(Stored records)
###

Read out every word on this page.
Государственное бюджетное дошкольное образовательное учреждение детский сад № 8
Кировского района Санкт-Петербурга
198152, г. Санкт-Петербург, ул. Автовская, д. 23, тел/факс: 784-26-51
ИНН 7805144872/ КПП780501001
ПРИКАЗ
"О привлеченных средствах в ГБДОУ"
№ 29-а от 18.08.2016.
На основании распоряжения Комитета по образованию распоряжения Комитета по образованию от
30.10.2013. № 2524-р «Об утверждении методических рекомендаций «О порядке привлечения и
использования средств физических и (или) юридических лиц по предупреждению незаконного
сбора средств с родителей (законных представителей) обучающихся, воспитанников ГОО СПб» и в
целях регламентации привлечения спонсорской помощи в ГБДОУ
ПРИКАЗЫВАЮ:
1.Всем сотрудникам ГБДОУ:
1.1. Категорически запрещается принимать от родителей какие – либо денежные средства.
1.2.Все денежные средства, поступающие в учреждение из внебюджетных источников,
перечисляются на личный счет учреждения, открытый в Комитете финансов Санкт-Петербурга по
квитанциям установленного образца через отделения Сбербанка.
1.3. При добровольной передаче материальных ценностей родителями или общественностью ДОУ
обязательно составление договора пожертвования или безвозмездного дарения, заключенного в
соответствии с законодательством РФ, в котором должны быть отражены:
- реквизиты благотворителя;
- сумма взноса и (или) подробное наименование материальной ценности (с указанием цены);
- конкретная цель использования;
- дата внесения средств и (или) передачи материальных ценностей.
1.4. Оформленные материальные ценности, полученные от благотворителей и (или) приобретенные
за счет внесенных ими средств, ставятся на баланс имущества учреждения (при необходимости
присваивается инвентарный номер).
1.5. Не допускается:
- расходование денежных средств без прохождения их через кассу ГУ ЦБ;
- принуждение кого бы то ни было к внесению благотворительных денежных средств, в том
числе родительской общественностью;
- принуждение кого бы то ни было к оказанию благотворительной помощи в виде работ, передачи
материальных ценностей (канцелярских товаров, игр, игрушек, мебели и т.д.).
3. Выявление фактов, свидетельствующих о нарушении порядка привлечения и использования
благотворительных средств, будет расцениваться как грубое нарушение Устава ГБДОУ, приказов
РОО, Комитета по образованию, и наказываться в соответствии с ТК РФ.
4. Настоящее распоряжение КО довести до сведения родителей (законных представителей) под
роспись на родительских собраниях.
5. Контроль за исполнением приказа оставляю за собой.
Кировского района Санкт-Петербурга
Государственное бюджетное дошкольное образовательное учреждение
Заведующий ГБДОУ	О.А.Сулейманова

###

Exercise directions → Above are the records. Copy every line in them holding "материальных".

The solution →
1.3. При добровольной передаче материальных ценностей родителями или общественностью ДОУ
- дата внесения средств и (или) передачи материальных ценностей.
материальных ценностей (канцелярских товаров, игр, игрушек, мебели и т.д.).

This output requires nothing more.